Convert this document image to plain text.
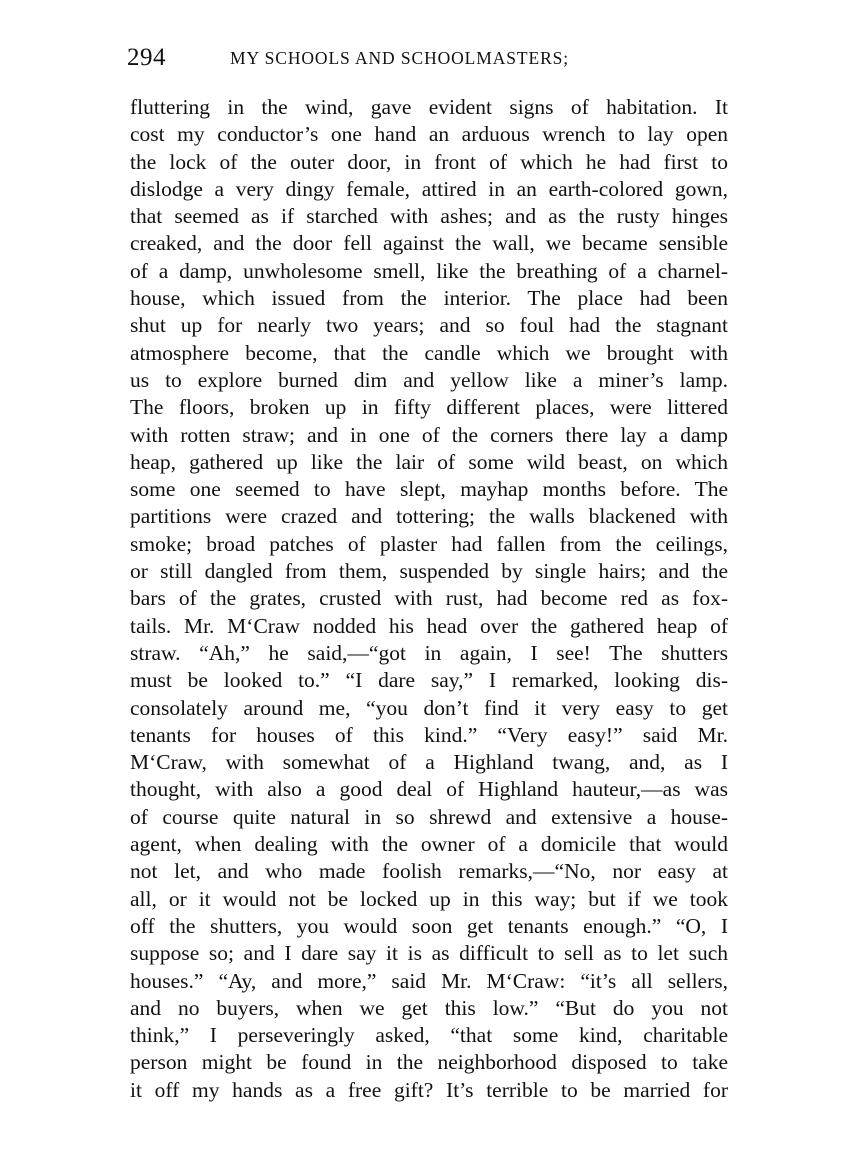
294	MY SCHOOLS AND SCHOOLMASTERS;
fluttering in the wind, gave evident signs of habitation. It
cost my conductor’s one hand an arduous wrench to lay open
the lock of the outer door, in front of which he had first to
dislodge a very dingy female, attired in an earth-colored gown,
that seemed as if starched with ashes; and as the rusty hinges
creaked, and the door fell against the wall, we became sensible
of a damp, unwholesome smell, like the breathing of a charnel-
house, which issued from the interior. The place had been
shut up for nearly two years; and so foul had the stagnant
atmosphere become, that the candle which we brought with
us to explore burned dim and yellow like a miner’s lamp.
The floors, broken up in fifty different places, were littered
with rotten straw; and in one of the corners there lay a damp
heap, gathered up like the lair of some wild beast, on which
some one seemed to have slept, mayhap months before. The
partitions were crazed and tottering; the walls blackened with
smoke; broad patches of plaster had fallen from the ceilings,
or still dangled from them, suspended by single hairs; and the
bars of the grates, crusted with rust, had become red as fox-
tails. Mr. M‘Craw nodded his head over the gathered heap of
straw. “Ah,” he said,—“got in again, I see! The shutters
must be looked to.” “I dare say,” I remarked, looking dis-
consolately around me, “you don’t find it very easy to get
tenants for houses of this kind.” “Very easy!” said Mr.
M‘Craw, with somewhat of a Highland twang, and, as I
thought, with also a good deal of Highland hauteur,—as was
of course quite natural in so shrewd and extensive a house-
agent, when dealing with the owner of a domicile that would
not let, and who made foolish remarks,—“No, nor easy at
all, or it would not be locked up in this way; but if we took
off the shutters, you would soon get tenants enough.” “O, I
suppose so; and I dare say it is as difficult to sell as to let such
houses.” “Ay, and more,” said Mr. M‘Craw: “it’s all sellers,
and no buyers, when we get this low.” “But do you not
think,” I perseveringly asked, “that some kind, charitable
person might be found in the neighborhood disposed to take
it off my hands as a free gift? It’s terrible to be married for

▶ Given instruction: Without including any pictures, print each record exactly.

▶ Result of the task:
Convert this document image to plain text.
294	MY SCHOOLS AND SCHOOLMASTERS;
fluttering in the wind, gave evident signs of habitation. It
cost my conductor’s one hand an arduous wrench to lay open
the lock of the outer door, in front of which he had first to
dislodge a very dingy female, attired in an earth-colored gown,
that seemed as if starched with ashes; and as the rusty hinges
creaked, and the door fell against the wall, we became sensible
of a damp, unwholesome smell, like the breathing of a charnel-
house, which issued from the interior. The place had been
shut up for nearly two years; and so foul had the stagnant
atmosphere become, that the candle which we brought with
us to explore burned dim and yellow like a miner’s lamp.
The floors, broken up in fifty different places, were littered
with rotten straw; and in one of the corners there lay a damp
heap, gathered up like the lair of some wild beast, on which
some one seemed to have slept, mayhap months before. The
partitions were crazed and tottering; the walls blackened with
smoke; broad patches of plaster had fallen from the ceilings,
or still dangled from them, suspended by single hairs; and the
bars of the grates, crusted with rust, had become red as fox-
tails. Mr. M‘Craw nodded his head over the gathered heap of
straw. “Ah,” he said,—“got in again, I see! The shutters
must be looked to.” “I dare say,” I remarked, looking dis-
consolately around me, “you don’t find it very easy to get
tenants for houses of this kind.” “Very easy!” said Mr.
M‘Craw, with somewhat of a Highland twang, and, as I
thought, with also a good deal of Highland hauteur,—as was
of course quite natural in so shrewd and extensive a house-
agent, when dealing with the owner of a domicile that would
not let, and who made foolish remarks,—“No, nor easy at
all, or it would not be locked up in this way; but if we took
off the shutters, you would soon get tenants enough.” “O, I
suppose so; and I dare say it is as difficult to sell as to let such
houses.” “Ay, and more,” said Mr. M‘Craw: “it’s all sellers,
and no buyers, when we get this low.” “But do you not
think,” I perseveringly asked, “that some kind, charitable
person might be found in the neighborhood disposed to take
it off my hands as a free gift? It’s terrible to be married for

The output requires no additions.